# Start of Records shown

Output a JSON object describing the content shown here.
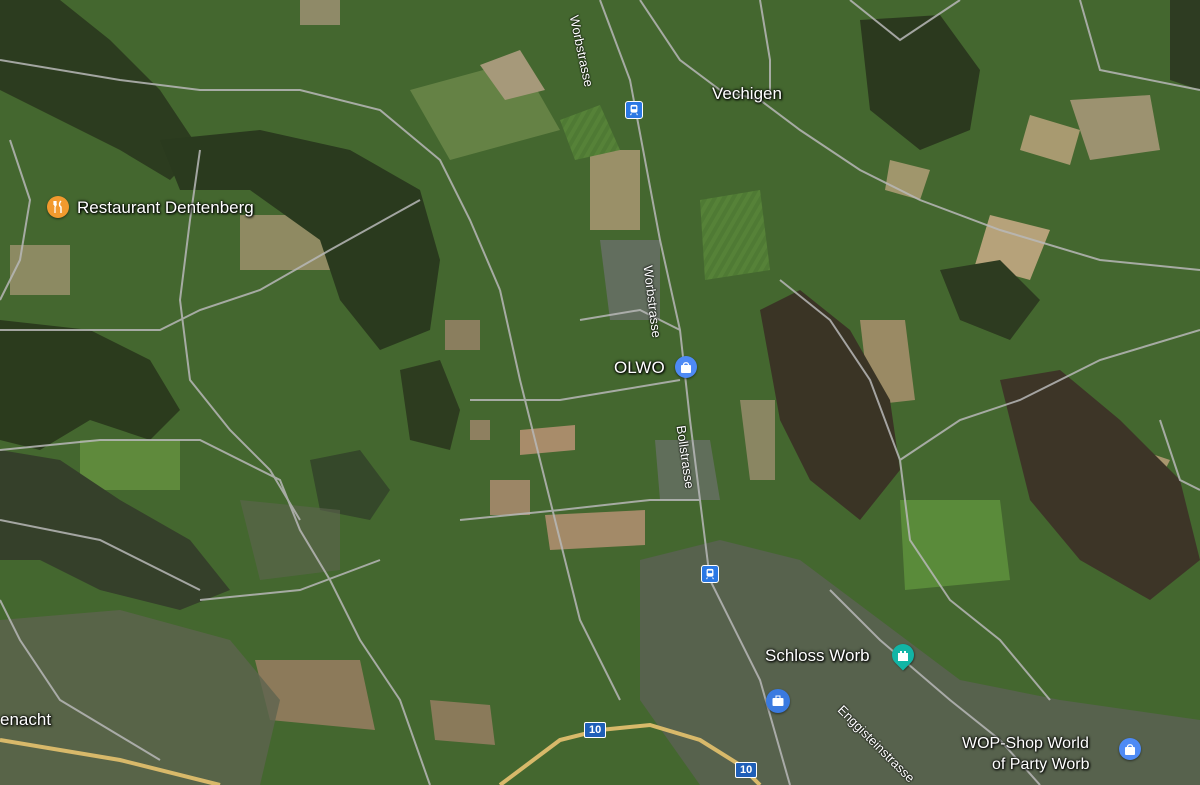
{
  "map": {
    "labels": {
      "vechigen": "Vechigen",
      "restaurant_dentenberg": "Restaurant Dentenberg",
      "olwo": "OLWO",
      "schloss_worb": "Schloss Worb",
      "wop_shop_line1": "WOP-Shop World",
      "wop_shop_line2": "of Party Worb",
      "enacht": "enacht"
    },
    "roads": {
      "worbstrasse_top": "Worbstrasse",
      "worbstrasse_mid": "Worbstrasse",
      "bollstrasse": "Bollstrasse",
      "enggisteinstrasse": "Enggisteinstrasse"
    },
    "shields": {
      "route_10_left": "10",
      "route_10_right": "10"
    },
    "icons": {
      "restaurant": "fork-knife-icon",
      "shopping": "shopping-bag-icon",
      "castle": "castle-icon",
      "briefcase": "briefcase-icon",
      "train": "train-icon"
    },
    "colors": {
      "restaurant_pin": "#f29a2e",
      "shop_pin": "#4e8af5",
      "castle_pin": "#12b5a6",
      "briefcase_pin": "#3a7ae0",
      "train_badge": "#2a78e4"
    }
  }
}
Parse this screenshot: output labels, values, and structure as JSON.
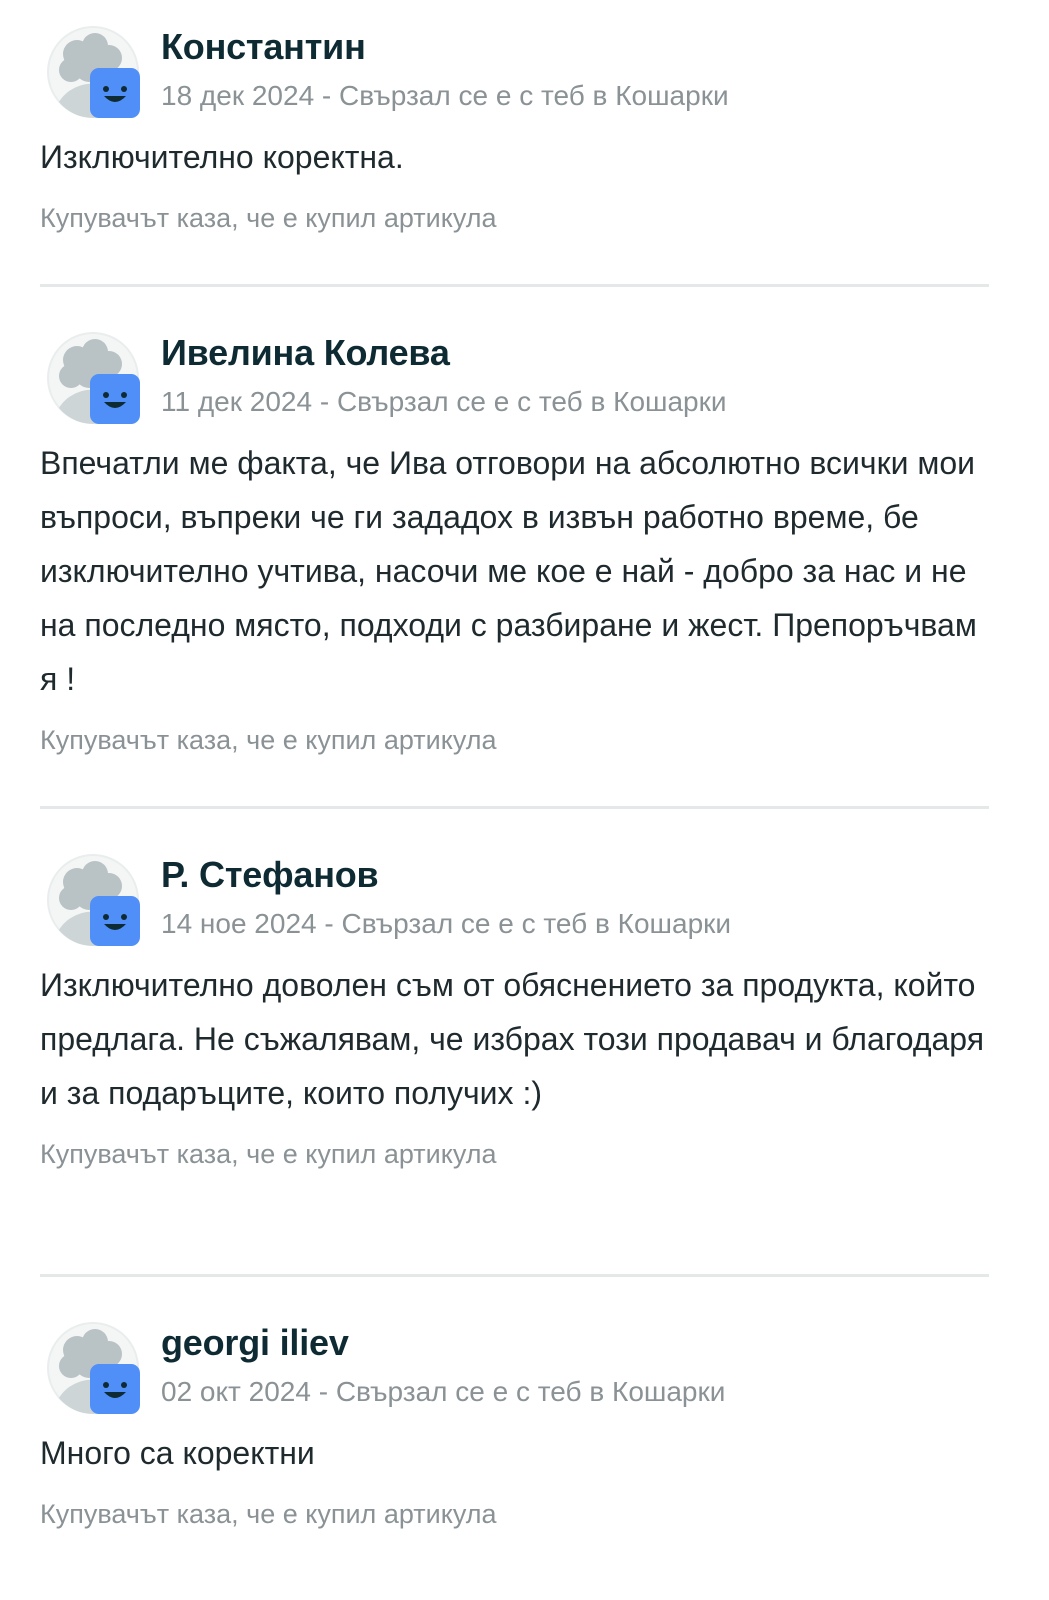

# End of Records shown

Work out how many lines of the data above contain the string "JSON" and give the number alone.

### Response to this task
2